──────── KUTIPAN DOKUMEN

” Tiada awan di langit yang tetap selamanya. Tiada mungkin akan terus-menerus terang cuaca. sehabis malam gelap gulita lahir pagi membawa keindahan. Kehidupan manusia serupa alam.”
–R. A. Kartini
Ketika diminta menulis puisi untuk R. A. Kartini, penulis bahagia bercampur rasa terharu. Bagi penulis, tanggal 21 April bukan hanya menandakan Hari Kartini, tetapi pada tanggal 21 April 1994 penulis memulai karir sebagai guru bahasa Indonesia di ADF School of Languages Point Cook, hampir 30 tahun lalu. Jadi tanggal 21 April merupakan tanggal yang punya kesan indah tersendiri.
Setiap negeri tentu mempunyai pahlawan wanita masing-masing. Publik Australia mungkin mengenal Edith Cowan, seorang reformis sosial yang bekerja untuk persamaan hak dan kesejahteraan perempuan. Di Indonesia, pahlawan perempuan tersebut bernama Raden Ajeng Kartini, yang lahir pada awal abad lalu.

────────────────
──────── DATA TERCATAT

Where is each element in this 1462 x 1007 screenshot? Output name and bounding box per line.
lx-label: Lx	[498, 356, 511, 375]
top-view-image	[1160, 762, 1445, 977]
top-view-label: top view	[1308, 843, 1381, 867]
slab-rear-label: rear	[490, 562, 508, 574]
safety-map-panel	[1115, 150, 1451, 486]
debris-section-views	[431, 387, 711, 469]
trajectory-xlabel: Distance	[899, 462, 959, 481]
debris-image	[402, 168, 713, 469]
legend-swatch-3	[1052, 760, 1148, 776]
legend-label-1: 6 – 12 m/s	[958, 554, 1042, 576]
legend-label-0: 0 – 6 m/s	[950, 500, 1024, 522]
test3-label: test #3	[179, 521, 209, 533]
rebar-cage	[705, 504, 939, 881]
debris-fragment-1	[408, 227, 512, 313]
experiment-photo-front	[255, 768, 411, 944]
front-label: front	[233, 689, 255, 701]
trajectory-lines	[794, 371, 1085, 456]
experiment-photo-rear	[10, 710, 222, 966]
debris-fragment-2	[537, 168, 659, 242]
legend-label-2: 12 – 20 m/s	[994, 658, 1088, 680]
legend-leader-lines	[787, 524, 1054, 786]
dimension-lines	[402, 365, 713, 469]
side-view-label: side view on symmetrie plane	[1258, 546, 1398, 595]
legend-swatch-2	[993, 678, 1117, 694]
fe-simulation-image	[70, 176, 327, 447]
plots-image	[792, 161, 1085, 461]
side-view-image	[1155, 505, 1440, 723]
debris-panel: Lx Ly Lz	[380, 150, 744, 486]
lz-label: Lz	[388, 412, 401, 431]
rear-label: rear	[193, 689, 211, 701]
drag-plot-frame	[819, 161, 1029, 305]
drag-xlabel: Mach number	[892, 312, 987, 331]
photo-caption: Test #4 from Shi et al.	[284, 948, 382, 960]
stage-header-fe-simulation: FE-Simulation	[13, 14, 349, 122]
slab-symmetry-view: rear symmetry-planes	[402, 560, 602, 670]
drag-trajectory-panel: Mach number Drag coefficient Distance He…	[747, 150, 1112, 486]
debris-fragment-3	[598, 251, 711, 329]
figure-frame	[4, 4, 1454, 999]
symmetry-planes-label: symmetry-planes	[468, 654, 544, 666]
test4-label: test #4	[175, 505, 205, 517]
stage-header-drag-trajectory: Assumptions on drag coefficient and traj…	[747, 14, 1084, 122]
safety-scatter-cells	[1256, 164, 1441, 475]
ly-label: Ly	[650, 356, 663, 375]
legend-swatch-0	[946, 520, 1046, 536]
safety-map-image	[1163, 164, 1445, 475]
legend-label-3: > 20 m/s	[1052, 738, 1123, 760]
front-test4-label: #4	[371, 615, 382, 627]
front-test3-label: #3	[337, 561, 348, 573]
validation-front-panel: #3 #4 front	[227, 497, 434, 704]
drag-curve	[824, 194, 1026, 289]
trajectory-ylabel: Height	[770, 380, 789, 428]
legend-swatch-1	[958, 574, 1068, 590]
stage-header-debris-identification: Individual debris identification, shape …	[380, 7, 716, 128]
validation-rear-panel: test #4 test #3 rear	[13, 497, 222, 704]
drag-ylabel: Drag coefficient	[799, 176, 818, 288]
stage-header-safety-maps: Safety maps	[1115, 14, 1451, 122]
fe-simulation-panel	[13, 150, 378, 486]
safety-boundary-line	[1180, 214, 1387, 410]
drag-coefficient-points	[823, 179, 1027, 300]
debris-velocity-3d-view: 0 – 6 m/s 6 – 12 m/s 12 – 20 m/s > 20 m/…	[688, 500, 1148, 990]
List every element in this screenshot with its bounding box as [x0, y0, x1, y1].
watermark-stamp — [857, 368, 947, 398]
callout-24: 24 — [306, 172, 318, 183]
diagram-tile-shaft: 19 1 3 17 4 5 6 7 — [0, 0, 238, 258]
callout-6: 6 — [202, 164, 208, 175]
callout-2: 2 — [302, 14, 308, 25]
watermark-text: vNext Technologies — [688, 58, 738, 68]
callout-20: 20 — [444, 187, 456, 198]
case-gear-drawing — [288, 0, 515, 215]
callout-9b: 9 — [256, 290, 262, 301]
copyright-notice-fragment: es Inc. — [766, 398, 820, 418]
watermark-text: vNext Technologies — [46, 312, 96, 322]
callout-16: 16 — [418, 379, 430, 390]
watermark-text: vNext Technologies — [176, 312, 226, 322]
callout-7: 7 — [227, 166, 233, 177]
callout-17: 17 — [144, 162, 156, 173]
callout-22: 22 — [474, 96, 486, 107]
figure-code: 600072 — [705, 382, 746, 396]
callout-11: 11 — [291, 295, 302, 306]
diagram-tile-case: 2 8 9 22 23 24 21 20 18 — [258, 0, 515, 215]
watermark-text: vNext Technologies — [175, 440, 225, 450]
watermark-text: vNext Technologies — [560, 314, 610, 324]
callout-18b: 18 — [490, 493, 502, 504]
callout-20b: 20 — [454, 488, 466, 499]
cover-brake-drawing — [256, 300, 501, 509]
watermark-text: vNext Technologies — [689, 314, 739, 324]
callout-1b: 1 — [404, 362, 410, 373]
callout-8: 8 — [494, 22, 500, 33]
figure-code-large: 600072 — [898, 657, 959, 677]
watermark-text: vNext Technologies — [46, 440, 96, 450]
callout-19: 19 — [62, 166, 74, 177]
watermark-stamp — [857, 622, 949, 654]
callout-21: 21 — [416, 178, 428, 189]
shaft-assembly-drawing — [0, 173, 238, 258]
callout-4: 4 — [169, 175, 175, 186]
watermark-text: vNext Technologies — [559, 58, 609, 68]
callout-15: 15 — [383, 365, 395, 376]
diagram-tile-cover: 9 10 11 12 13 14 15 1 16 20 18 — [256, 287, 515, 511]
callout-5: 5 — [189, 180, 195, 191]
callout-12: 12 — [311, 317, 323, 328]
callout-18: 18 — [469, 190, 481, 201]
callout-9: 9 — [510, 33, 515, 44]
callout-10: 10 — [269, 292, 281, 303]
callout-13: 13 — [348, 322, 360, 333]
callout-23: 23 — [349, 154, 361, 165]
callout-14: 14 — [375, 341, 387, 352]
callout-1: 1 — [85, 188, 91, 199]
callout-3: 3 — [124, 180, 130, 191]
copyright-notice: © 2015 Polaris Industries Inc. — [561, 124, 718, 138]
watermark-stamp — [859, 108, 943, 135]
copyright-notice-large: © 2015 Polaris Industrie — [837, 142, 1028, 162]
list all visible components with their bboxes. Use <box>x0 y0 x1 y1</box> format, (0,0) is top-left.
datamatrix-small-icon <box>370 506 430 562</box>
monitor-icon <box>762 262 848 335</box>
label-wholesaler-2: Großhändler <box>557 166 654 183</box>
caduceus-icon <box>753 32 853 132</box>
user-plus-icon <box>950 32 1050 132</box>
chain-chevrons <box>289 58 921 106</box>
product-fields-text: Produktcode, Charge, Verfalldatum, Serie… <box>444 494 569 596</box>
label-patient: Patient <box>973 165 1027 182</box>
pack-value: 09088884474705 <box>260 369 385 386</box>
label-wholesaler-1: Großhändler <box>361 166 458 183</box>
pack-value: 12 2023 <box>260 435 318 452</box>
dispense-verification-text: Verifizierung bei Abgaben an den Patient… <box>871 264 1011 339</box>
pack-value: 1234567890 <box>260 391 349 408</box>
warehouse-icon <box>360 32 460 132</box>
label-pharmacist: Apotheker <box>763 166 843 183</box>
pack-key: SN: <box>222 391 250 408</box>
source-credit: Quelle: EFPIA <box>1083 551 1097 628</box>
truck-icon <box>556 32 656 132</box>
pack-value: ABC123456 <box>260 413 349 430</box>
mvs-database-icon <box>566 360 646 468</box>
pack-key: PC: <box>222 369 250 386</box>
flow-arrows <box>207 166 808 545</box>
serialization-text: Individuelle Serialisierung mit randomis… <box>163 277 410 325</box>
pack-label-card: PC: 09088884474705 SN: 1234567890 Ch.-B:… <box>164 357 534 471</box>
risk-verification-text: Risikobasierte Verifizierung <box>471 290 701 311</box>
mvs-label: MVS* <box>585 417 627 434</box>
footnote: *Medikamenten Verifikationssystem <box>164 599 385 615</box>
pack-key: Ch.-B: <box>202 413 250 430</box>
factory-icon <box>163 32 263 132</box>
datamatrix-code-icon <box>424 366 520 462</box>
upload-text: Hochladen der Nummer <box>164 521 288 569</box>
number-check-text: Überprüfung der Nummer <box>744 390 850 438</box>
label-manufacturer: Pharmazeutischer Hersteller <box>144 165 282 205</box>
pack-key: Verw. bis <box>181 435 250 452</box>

────────────────

- YANG PERLU DIKERJAKAN -
Jawab pertanyaan berikut dari teks tentang Kartini di atas. Beri nomor jawaban sama seperti pertanyaannya.
1. Menurut kutipan Kartini, apa yang lahir sehabis malam gelap gulita?
2. Pada 21 April 1994, penulis mulai berkarier sebagai apa, dan di mana?
3. Siapa pahlawan wanita yang mungkin dikenal publik Australia?

- JAWABAN AKHIR -
1. Pagi yang membawa keindahan.
2. Sebagai guru bahasa Indonesia di ADF School of Languages Point Cook.
3. Edith Cowan, seorang reformis sosial yang bekerja untuk persamaan hak dan kesejahteraan perempuan.